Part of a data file
**********

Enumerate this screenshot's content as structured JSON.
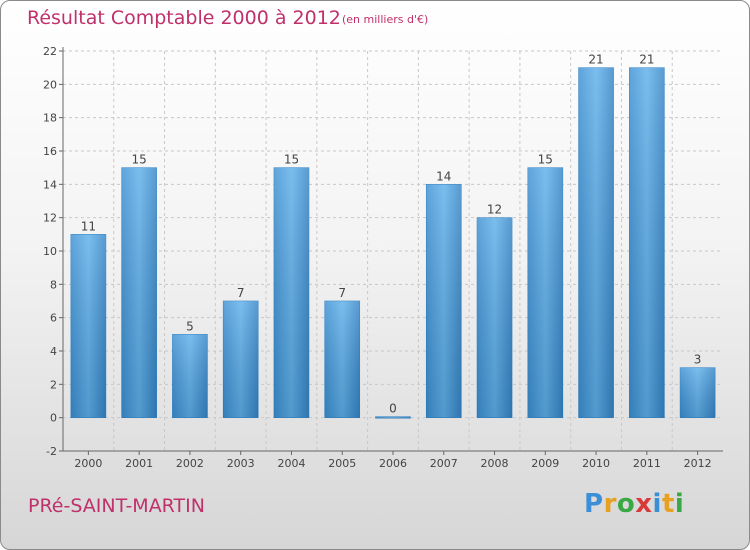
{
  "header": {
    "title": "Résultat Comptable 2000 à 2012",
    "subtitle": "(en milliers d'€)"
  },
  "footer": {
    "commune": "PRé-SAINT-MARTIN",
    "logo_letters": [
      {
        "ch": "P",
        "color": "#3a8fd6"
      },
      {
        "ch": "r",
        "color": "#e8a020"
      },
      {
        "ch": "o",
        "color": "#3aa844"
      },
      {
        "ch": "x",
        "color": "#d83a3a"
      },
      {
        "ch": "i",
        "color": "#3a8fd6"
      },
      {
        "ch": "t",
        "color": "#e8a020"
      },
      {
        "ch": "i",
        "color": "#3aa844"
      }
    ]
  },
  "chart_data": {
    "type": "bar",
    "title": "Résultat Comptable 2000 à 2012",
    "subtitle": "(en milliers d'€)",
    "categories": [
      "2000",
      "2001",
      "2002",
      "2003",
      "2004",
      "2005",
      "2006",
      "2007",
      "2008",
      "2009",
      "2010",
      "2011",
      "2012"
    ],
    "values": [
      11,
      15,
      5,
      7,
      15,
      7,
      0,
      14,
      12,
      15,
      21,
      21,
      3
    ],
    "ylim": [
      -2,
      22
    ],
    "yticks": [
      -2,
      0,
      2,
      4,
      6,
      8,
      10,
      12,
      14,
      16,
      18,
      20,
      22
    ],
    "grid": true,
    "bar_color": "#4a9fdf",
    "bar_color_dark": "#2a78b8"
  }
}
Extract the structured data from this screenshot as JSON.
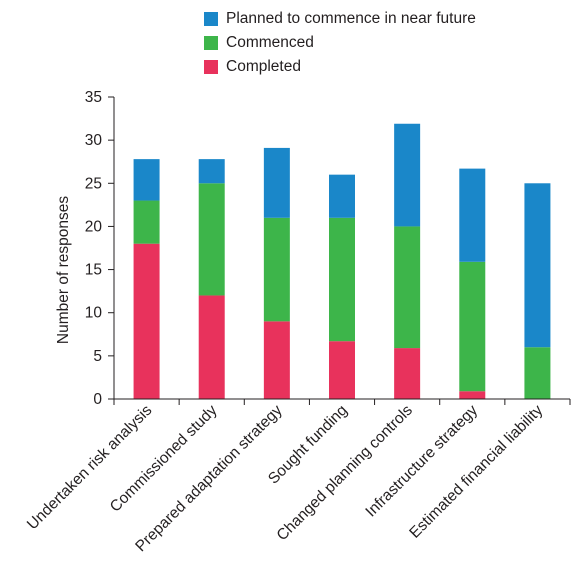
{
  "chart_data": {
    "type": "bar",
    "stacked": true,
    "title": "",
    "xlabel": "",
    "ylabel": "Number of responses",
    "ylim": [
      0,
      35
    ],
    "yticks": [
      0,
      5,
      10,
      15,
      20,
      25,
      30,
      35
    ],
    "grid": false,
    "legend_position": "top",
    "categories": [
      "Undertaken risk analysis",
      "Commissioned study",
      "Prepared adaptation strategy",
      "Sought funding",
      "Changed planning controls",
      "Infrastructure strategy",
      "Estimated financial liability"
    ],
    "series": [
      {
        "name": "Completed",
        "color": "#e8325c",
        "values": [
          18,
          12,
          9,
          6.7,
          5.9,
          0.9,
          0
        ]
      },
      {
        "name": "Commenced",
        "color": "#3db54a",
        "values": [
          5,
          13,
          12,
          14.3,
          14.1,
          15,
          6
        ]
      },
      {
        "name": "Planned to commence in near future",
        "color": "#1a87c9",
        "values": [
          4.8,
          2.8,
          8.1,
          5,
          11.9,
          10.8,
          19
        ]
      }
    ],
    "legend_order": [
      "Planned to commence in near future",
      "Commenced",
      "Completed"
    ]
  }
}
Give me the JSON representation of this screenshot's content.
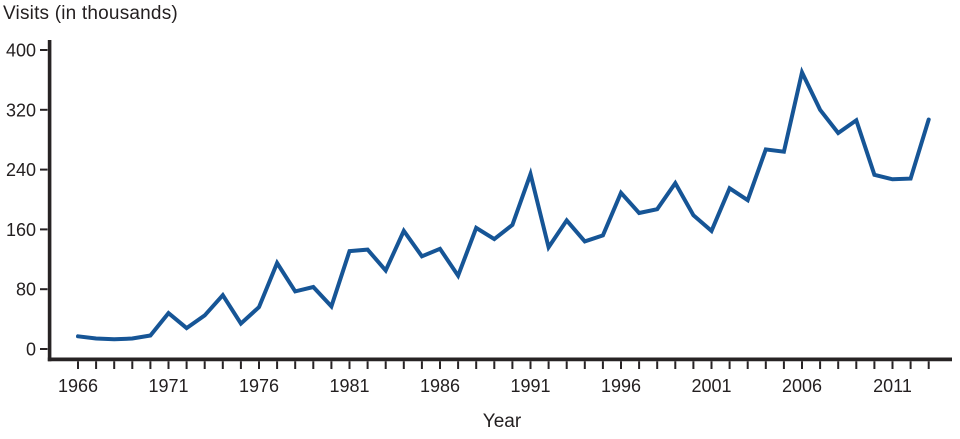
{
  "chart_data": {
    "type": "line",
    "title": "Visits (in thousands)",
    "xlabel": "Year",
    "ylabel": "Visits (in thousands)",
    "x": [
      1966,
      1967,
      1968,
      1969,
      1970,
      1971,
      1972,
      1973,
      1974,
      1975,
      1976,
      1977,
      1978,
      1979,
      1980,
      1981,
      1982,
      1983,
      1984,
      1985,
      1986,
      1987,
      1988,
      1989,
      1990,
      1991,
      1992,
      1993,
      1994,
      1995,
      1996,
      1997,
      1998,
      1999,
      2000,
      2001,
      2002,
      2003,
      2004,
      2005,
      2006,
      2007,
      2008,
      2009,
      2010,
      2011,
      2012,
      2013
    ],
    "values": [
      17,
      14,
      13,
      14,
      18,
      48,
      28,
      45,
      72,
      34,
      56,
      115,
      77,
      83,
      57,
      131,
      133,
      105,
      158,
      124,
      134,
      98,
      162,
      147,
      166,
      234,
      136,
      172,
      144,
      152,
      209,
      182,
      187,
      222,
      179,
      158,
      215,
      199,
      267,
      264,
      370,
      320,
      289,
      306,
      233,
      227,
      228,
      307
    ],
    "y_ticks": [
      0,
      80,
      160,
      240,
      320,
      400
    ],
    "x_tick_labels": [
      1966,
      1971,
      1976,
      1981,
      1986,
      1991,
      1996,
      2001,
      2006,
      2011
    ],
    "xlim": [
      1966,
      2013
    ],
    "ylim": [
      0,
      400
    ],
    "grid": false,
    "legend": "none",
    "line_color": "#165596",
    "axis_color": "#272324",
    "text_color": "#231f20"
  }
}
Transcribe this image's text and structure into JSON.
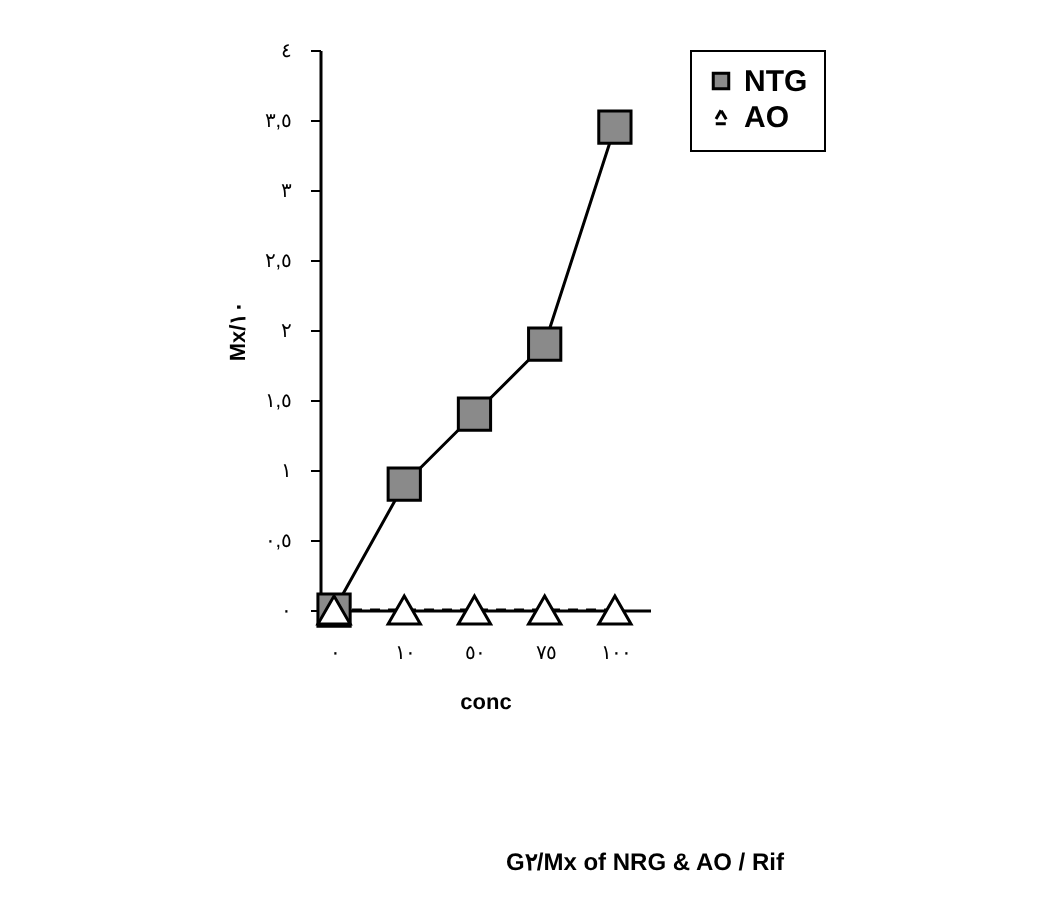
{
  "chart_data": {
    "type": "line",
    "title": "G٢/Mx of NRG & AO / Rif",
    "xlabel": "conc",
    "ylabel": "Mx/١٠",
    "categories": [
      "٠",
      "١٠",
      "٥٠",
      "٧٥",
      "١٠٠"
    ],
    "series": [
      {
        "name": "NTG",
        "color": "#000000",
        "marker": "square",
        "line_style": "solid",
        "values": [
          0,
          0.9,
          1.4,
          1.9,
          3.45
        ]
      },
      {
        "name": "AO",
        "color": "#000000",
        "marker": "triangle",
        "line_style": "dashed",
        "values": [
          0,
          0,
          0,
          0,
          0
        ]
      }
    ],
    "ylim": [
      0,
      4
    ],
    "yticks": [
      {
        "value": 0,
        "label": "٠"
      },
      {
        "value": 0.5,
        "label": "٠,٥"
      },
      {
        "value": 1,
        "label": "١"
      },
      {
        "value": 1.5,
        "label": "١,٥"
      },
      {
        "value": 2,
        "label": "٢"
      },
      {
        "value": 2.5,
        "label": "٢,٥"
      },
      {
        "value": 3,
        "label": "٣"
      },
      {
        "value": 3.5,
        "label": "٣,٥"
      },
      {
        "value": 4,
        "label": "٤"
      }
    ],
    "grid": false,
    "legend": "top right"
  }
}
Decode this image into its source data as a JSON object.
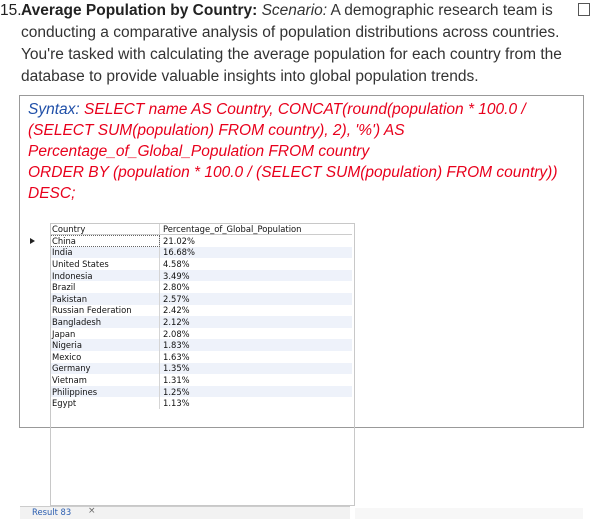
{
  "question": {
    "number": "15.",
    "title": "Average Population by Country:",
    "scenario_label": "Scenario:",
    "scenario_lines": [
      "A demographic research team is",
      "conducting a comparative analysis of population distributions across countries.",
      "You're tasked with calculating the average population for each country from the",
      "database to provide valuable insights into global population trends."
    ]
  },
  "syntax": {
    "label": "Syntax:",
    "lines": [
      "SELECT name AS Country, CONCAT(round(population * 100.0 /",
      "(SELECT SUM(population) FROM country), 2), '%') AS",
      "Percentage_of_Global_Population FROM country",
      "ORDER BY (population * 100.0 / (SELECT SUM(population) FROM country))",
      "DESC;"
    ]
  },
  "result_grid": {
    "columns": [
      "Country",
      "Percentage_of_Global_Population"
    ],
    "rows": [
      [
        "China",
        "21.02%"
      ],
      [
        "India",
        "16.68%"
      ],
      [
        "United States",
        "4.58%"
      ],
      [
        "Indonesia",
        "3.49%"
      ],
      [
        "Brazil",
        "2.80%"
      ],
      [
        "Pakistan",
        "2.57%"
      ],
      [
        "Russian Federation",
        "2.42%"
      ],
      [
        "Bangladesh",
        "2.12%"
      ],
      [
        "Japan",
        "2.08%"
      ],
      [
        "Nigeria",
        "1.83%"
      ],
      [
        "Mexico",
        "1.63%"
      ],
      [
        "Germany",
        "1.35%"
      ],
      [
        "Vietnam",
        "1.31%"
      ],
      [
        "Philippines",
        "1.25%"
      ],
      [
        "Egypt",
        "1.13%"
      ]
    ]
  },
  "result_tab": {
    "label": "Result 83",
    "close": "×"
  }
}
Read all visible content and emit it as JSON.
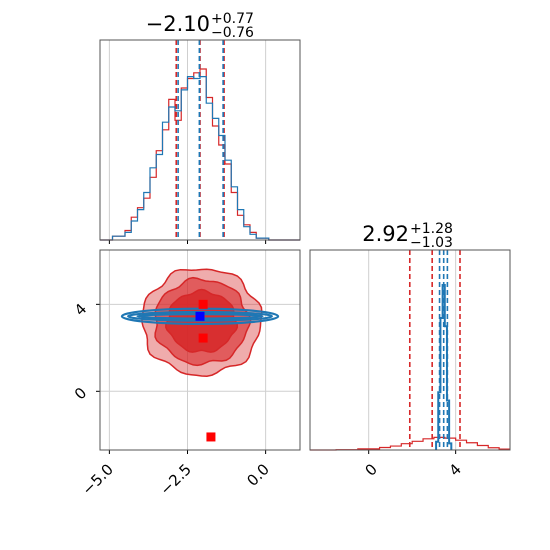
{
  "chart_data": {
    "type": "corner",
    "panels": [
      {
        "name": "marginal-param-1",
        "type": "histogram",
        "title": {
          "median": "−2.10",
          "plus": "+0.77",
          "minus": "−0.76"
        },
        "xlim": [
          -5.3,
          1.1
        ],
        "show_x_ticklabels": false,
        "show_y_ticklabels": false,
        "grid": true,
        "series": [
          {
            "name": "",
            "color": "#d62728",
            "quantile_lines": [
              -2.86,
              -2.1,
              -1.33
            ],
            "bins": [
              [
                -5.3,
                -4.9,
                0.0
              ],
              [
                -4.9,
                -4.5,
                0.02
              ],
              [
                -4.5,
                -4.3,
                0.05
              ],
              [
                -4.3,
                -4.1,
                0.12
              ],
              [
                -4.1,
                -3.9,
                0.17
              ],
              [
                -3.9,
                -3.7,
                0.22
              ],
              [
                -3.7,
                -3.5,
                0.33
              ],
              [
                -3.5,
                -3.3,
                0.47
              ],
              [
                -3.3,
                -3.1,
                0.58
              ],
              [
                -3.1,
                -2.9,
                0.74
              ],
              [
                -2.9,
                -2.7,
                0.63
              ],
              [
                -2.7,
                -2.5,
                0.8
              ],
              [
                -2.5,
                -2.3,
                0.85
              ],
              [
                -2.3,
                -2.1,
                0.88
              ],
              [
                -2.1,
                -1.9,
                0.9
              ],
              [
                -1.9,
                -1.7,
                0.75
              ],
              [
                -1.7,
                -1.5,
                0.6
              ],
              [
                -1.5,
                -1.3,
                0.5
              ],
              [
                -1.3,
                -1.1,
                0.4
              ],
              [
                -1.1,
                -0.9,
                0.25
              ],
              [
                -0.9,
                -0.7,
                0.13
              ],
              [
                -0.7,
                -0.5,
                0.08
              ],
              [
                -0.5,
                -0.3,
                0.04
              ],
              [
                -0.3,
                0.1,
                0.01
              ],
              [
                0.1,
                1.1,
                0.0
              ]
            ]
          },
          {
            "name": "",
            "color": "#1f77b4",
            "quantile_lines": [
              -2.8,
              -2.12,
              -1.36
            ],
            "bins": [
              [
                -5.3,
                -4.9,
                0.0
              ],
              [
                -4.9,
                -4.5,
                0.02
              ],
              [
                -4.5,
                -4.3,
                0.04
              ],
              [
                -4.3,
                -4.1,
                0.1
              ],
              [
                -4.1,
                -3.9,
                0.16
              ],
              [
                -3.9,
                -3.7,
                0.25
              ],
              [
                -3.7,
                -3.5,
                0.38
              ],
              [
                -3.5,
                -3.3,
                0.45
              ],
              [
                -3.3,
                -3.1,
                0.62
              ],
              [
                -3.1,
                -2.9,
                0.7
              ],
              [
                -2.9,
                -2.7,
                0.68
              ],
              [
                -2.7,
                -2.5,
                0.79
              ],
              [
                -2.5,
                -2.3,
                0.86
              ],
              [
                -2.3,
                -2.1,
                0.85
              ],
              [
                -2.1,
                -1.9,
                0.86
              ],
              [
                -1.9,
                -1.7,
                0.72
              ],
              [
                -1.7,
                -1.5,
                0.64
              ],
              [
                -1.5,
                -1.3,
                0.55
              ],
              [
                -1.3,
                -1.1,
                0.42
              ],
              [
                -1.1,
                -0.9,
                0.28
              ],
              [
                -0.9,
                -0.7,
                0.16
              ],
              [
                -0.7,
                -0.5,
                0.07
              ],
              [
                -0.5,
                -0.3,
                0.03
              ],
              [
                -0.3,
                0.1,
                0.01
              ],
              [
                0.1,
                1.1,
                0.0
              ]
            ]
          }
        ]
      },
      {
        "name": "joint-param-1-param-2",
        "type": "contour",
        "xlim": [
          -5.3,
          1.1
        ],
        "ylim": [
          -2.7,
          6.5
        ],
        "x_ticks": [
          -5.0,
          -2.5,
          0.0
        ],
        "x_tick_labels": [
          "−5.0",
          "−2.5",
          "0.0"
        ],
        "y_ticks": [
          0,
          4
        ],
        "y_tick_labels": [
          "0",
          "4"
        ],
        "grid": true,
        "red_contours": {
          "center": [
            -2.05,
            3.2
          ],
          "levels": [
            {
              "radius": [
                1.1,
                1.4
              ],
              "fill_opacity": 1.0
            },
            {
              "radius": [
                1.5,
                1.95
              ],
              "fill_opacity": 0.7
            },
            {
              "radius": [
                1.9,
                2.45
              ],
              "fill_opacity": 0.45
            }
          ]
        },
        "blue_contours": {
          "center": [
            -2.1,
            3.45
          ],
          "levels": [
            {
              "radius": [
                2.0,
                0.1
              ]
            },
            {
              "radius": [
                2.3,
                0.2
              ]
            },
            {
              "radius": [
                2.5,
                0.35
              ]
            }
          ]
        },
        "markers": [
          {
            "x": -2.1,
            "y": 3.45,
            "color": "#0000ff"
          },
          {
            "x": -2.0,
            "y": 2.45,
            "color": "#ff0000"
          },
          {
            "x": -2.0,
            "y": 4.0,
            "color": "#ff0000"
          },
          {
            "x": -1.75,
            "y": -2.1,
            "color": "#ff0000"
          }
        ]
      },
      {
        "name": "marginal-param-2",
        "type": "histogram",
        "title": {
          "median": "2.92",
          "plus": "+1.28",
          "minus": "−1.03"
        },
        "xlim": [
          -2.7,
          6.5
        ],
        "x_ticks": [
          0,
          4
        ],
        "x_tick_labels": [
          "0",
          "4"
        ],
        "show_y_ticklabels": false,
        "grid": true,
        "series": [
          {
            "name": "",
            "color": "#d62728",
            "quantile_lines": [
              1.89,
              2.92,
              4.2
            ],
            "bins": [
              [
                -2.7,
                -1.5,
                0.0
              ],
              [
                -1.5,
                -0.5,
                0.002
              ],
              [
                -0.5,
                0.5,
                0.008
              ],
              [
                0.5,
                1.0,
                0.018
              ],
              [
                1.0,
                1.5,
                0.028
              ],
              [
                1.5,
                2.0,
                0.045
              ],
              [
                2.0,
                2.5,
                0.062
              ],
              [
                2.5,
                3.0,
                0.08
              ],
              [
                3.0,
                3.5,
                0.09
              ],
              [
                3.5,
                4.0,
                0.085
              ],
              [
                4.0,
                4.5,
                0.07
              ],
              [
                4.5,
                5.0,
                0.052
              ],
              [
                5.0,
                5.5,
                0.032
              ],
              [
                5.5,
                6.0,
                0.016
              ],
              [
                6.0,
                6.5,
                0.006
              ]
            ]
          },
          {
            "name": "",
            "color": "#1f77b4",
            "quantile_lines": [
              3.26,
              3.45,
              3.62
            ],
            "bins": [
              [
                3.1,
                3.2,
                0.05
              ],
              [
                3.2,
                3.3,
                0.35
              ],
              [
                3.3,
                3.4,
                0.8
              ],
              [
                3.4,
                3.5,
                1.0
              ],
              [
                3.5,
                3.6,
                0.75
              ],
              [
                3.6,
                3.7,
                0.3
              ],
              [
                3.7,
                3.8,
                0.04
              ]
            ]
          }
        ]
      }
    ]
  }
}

**********

Using the listing above, pull out all lines that hold the word "JSON".

- EXERCISE OUTPUT:
Enumerate this screenshot's content as structured JSON.
Extract the structured data from this screenshot as JSON.
Give me the JSON representation of this screenshot's content.
Transcribe this image's text and structure into JSON.
Decode this image into its source data as a JSON object.
Read all visible content and emit it as JSON.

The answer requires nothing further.